BEGIN Information supplied

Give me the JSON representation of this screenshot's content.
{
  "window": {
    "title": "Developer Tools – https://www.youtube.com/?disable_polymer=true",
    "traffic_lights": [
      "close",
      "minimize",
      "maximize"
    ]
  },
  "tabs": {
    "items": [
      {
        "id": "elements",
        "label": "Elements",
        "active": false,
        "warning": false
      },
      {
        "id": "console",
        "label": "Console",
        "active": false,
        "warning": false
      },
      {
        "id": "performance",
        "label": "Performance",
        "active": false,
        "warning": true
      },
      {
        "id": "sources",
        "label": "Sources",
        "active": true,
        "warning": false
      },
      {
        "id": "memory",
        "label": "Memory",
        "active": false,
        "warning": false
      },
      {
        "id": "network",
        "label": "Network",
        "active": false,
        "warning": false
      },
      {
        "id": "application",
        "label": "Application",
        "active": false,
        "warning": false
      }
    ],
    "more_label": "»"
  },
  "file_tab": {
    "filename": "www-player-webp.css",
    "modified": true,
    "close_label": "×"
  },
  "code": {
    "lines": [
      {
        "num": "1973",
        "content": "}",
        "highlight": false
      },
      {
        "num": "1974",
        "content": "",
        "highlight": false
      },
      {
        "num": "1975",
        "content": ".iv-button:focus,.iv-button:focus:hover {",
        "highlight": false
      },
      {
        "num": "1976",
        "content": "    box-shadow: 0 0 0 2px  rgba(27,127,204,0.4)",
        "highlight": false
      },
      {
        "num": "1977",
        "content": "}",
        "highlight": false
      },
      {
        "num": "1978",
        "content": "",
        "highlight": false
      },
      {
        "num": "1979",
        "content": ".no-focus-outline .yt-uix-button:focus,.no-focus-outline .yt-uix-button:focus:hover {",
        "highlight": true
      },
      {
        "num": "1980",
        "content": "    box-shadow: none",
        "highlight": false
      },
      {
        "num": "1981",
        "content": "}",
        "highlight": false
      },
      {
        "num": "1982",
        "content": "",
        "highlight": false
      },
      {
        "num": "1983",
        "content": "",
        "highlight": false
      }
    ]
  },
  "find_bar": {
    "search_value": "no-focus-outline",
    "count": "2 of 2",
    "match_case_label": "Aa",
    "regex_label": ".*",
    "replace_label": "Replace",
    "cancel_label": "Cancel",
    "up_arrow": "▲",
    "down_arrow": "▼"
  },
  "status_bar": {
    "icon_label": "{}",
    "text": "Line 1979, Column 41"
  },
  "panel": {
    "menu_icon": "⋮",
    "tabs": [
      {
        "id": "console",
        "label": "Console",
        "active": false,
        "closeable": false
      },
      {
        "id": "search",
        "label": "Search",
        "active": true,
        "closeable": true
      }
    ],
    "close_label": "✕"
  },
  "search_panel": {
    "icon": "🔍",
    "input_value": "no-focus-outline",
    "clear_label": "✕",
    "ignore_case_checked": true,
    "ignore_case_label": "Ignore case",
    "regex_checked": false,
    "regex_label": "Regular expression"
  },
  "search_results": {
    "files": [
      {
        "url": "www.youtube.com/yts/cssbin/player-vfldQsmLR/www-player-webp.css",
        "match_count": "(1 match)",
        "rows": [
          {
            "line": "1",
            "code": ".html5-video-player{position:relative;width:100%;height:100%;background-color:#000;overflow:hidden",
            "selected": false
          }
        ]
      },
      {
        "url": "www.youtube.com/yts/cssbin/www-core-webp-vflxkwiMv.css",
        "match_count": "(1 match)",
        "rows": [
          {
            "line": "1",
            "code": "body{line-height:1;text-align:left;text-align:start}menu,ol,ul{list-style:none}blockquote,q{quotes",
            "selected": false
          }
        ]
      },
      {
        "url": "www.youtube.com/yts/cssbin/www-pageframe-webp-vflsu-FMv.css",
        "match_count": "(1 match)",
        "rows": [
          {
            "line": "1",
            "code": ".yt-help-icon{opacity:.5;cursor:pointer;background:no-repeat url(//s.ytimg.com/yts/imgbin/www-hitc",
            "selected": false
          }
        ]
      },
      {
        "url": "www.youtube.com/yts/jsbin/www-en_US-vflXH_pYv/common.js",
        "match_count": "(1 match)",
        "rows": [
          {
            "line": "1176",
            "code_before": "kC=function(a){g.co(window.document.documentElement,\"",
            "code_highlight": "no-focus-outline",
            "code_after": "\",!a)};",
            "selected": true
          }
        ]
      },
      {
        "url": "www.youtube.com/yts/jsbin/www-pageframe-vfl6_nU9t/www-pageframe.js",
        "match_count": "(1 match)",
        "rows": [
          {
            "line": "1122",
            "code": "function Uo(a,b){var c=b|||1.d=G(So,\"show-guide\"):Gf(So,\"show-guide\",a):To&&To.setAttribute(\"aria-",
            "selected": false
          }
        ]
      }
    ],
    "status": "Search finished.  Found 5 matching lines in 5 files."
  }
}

END Information supplied
BEGIN Information supplied

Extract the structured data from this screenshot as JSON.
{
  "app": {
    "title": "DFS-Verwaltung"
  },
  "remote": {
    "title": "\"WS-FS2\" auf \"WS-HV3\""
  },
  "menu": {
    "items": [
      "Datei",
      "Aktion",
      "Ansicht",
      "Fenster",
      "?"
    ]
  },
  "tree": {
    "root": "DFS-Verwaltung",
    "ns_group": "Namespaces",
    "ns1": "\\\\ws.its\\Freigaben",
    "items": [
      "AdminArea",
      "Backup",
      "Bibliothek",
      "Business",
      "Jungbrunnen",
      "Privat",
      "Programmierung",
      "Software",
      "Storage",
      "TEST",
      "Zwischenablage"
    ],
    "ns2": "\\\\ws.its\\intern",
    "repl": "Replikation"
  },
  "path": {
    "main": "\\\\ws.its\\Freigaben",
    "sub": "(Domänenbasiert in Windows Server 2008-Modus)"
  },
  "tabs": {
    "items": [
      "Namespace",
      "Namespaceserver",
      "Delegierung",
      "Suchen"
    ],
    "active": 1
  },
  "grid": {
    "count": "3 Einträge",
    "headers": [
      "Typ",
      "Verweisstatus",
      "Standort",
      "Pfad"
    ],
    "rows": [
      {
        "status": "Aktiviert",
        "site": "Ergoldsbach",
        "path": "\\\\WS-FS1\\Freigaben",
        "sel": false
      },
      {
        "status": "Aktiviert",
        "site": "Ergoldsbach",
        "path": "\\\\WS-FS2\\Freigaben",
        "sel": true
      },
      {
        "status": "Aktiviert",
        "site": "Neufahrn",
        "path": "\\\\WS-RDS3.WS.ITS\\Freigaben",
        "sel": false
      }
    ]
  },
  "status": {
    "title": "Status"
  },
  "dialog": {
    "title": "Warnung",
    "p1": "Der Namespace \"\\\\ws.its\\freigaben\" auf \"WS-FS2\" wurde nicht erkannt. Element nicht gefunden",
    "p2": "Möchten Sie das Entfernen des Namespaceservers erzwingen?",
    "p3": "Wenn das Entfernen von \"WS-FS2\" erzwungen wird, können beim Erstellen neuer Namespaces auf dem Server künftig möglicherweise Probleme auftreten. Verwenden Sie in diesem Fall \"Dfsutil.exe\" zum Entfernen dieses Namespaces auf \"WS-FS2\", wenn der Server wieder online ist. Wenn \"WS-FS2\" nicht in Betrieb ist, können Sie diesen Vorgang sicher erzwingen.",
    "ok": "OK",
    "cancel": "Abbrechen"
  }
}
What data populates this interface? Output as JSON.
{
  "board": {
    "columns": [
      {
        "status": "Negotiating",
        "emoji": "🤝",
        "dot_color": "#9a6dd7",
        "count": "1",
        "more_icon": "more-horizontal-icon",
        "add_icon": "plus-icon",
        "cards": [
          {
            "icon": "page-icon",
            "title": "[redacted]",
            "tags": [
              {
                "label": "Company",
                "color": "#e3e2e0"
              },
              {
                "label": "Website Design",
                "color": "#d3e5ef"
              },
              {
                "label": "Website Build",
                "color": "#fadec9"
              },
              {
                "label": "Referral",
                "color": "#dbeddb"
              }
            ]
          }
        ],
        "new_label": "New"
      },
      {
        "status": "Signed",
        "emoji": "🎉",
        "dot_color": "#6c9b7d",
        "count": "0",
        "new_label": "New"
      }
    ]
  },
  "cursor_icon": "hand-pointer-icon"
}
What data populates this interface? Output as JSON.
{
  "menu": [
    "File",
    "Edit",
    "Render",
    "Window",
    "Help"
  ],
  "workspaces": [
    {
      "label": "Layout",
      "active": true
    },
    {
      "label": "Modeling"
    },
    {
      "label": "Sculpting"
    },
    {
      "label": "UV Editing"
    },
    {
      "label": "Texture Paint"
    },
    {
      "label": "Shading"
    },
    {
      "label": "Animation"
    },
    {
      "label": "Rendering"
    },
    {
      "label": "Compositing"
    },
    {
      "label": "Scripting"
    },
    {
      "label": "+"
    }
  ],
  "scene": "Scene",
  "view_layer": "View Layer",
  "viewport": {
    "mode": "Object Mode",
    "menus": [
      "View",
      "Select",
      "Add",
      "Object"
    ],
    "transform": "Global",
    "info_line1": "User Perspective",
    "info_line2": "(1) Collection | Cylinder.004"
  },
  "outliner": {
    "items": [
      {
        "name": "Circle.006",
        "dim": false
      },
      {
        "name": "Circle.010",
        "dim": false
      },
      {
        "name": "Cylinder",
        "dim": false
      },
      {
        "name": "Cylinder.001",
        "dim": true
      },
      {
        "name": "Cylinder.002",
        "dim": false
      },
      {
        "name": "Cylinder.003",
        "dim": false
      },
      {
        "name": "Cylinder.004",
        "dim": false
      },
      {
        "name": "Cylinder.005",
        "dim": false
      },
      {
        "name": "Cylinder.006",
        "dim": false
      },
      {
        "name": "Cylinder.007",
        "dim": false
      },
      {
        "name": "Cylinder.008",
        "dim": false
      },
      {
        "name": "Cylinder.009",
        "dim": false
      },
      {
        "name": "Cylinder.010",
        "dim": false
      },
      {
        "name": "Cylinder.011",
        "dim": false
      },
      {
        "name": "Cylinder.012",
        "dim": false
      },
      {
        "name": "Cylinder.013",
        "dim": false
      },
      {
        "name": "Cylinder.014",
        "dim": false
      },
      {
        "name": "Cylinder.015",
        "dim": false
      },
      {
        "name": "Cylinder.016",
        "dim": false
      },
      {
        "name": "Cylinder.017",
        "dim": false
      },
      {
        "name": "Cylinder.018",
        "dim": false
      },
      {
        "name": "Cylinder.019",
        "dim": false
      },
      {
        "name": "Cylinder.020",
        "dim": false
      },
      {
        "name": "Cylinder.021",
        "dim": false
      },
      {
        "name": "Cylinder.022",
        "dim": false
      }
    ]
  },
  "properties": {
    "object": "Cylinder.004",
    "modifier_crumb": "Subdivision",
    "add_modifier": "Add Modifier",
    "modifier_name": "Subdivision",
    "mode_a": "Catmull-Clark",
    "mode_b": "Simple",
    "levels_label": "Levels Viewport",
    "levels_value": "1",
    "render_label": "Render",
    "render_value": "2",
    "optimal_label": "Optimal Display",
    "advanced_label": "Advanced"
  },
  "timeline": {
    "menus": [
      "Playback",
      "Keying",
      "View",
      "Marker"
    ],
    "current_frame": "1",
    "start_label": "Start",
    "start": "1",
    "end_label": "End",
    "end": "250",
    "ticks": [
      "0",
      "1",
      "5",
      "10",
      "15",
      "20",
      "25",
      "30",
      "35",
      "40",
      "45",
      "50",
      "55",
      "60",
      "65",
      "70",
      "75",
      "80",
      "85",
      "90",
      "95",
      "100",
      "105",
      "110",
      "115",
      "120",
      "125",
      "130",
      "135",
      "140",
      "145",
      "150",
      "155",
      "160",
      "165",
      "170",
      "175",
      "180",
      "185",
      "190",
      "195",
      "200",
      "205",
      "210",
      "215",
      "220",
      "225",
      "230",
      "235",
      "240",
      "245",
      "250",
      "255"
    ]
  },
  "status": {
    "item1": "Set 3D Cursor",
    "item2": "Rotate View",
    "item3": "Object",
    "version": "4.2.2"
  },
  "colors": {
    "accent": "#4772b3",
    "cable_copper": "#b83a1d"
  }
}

END Information supplied

▶ _What to work on_: Find the lines that include the string "hover", then copy each of them.

▶ _Correct answer_:
        "content": ".iv-button:focus,.iv-button:focus:hover {",
        "content": ".no-focus-outline .yt-uix-button:focus,.no-focus-outline .yt-uix-button:focus:hover {",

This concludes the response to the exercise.